-- Start SOURCE RECORDS --
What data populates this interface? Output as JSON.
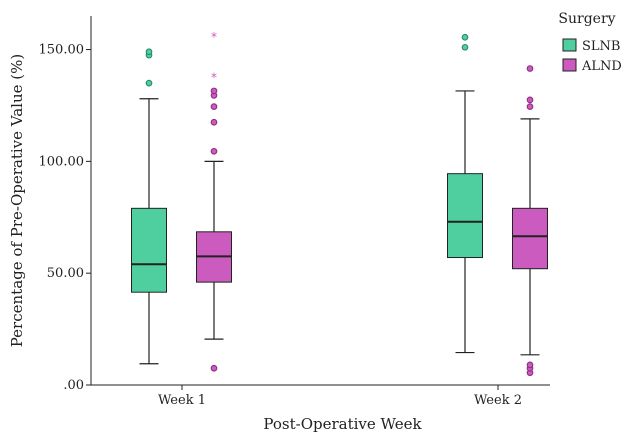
{
  "chart_data": {
    "type": "boxplot",
    "title": "",
    "xlabel": "Post-Operative Week",
    "ylabel": "Percentage of Pre-Operative Value (%)",
    "categories": [
      "Week 1",
      "Week 2"
    ],
    "ylim": [
      0,
      165
    ],
    "yticks": [
      0,
      50,
      100,
      150
    ],
    "ytick_labels": [
      ".00",
      "50.00",
      "100.00",
      "150.00"
    ],
    "legend": {
      "title": "Surgery",
      "position": "top-right"
    },
    "grid": false,
    "series": [
      {
        "name": "SLNB",
        "color": "#4fcfa0",
        "outlier_color": "#2a8a6a",
        "boxes": [
          {
            "category": "Week 1",
            "min": 9.5,
            "q1": 41.5,
            "median": 54,
            "q3": 79,
            "max": 128,
            "outliers": [
              135,
              147.5,
              149
            ],
            "extremes": []
          },
          {
            "category": "Week 2",
            "min": 14.5,
            "q1": 57,
            "median": 73,
            "q3": 94.5,
            "max": 131.5,
            "outliers": [
              151,
              155.5
            ],
            "extremes": []
          }
        ]
      },
      {
        "name": "ALND",
        "color": "#cc5bbf",
        "outlier_color": "#8a2f7f",
        "boxes": [
          {
            "category": "Week 1",
            "min": 20.5,
            "q1": 46,
            "median": 57.5,
            "q3": 68.5,
            "max": 100,
            "outliers": [
              7.5,
              104.5,
              117.5,
              124.5,
              129.5,
              131.5
            ],
            "extremes": [
              138,
              156
            ]
          },
          {
            "category": "Week 2",
            "min": 13.5,
            "q1": 52,
            "median": 66.5,
            "q3": 79,
            "max": 119,
            "outliers": [
              5.5,
              7.5,
              9,
              124.5,
              127.5,
              141.5
            ],
            "extremes": []
          }
        ]
      }
    ]
  }
}
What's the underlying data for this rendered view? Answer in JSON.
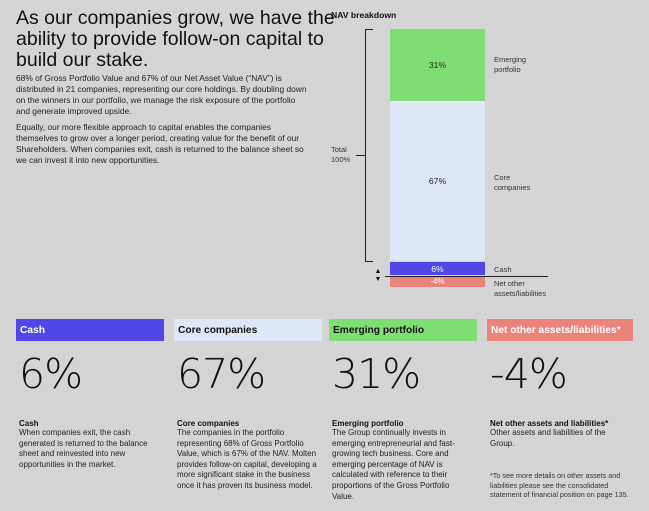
{
  "headline": "As our companies grow, we have the ability to provide follow-on capital to build our stake.",
  "intro": {
    "p1": "68% of Gross Portfolio Value and 67% of our Net Asset Value (“NAV”) is distributed in 21 companies, representing our core holdings. By doubling down on the winners in our portfolio, we manage the risk exposure of the portfolio and generate improved upside.",
    "p2": "Equally, our more flexible approach to capital enables the companies themselves to grow over a longer period, creating value for the benefit of our Shareholders. When companies exit, cash is returned to the balance sheet so we can invest it into new opportunities."
  },
  "chart_data": {
    "type": "bar",
    "title": "NAV breakdown",
    "total_label_line1": "Total",
    "total_label_line2": "100%",
    "categories": [
      "Emerging portfolio",
      "Core companies",
      "Cash",
      "Net other assets/liabilities"
    ],
    "values": [
      31,
      67,
      6,
      -4
    ],
    "value_labels": [
      "31%",
      "67%",
      "6%",
      "-4%"
    ],
    "segment_labels": {
      "emerging_l1": "Emerging",
      "emerging_l2": "portfolio",
      "core_l1": "Core",
      "core_l2": "companies",
      "cash": "Cash",
      "net_l1": "Net other",
      "net_l2": "assets/liabilities"
    },
    "colors": {
      "emerging": "#7fde73",
      "core": "#dde7f6",
      "cash": "#5047e6",
      "net": "#e9837c"
    },
    "arrow_up": "▲",
    "arrow_down": "▼"
  },
  "cards": [
    {
      "header": "Cash",
      "big": "6%",
      "title": "Cash",
      "body": "When companies exit, the cash generated is returned to the balance sheet and reinvested into new opportunities in the market."
    },
    {
      "header": "Core companies",
      "big": "67%",
      "title": "Core companies",
      "body": "The companies in the portfolio representing 68% of Gross Portfolio Value, which is 67% of the NAV. Molten provides follow-on capital, developing a more significant stake in the business once it has proven its business model."
    },
    {
      "header": "Emerging portfolio",
      "big": "31%",
      "title": "Emerging portfolio",
      "body": "The Group continually invests in emerging entrepreneurial and fast-growing tech business. Core and emerging percentage of NAV is calculated with reference to their proportions of the Gross Portfolio Value."
    },
    {
      "header": "Net other assets/liabilities*",
      "big": "-4%",
      "title": "Net other assets and liabilities*",
      "body": "Other assets and liabilities of the Group.",
      "footnote": "*To see more details on other assets and liabilities please see the consolidated statement of financial position on page 135."
    }
  ]
}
-- End SOURCE RECORDS --
EXERCISE INSTRUCTIONS:
Collect the lines of the data that carry the word "exit".

RESULT BELOW:
    "p2": "Equally, our more flexible approach to capital enables the companies themselves to grow over a longer period, creating value for the benefit of our Shareholders. When companies exit, cash is returned to the balance sheet so we can invest it into new opportunities."
      "body": "When companies exit, the cash generated is returned to the balance sheet and reinvested into new opportunities in the market."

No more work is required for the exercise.